Reproduce the line that holds "What text is on this page?" together with all the lines after it up to the end of the entries.

[begin SUPPLIED RECORDS]

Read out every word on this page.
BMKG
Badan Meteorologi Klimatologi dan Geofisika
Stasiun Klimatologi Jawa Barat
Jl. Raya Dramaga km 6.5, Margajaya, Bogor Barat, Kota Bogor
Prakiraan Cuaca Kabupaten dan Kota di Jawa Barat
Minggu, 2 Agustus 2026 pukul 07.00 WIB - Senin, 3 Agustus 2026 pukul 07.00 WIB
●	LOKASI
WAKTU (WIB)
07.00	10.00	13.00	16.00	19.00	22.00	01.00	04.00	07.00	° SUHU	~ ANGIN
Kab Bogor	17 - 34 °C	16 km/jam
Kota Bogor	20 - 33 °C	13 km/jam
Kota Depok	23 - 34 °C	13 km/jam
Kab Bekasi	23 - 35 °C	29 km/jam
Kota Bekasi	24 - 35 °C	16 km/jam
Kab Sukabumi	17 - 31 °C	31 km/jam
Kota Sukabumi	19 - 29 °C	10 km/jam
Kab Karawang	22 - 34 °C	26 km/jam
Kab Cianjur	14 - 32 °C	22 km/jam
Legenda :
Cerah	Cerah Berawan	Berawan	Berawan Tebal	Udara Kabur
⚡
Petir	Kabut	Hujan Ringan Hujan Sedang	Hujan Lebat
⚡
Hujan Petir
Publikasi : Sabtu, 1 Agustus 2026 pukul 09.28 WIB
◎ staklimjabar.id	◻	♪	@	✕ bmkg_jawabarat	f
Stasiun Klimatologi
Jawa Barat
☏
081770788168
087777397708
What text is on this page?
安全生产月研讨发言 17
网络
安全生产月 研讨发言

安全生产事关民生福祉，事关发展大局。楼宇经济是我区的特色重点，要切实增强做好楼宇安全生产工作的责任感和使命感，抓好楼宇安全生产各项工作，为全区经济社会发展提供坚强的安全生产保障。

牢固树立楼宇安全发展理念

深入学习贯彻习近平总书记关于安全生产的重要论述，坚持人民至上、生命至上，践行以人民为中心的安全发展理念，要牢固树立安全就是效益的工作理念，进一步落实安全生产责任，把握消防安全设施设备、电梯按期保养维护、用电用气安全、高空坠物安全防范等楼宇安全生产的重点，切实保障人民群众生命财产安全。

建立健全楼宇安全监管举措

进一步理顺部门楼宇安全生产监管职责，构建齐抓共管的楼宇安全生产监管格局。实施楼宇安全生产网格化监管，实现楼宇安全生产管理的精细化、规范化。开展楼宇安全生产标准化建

[end SUPPLIED RECORDS]

## OUTPUT OF THE TASK
What text is on this page?
安全生产月研讨发言 17
网络
安全生产月 研讨发言

安全生产事关民生福祉，事关发展大局。楼宇经济是我区的特色重点，要切实增强做好楼宇安全生产工作的责任感和使命感，抓好楼宇安全生产各项工作，为全区经济社会发展提供坚强的安全生产保障。

牢固树立楼宇安全发展理念

深入学习贯彻习近平总书记关于安全生产的重要论述，坚持人民至上、生命至上，践行以人民为中心的安全发展理念，要牢固树立安全就是效益的工作理念，进一步落实安全生产责任，把握消防安全设施设备、电梯按期保养维护、用电用气安全、高空坠物安全防范等楼宇安全生产的重点，切实保障人民群众生命财产安全。

建立健全楼宇安全监管举措

进一步理顺部门楼宇安全生产监管职责，构建齐抓共管的楼宇安全生产监管格局。实施楼宇安全生产网格化监管，实现楼宇安全生产管理的精细化、规范化。开展楼宇安全生产标准化建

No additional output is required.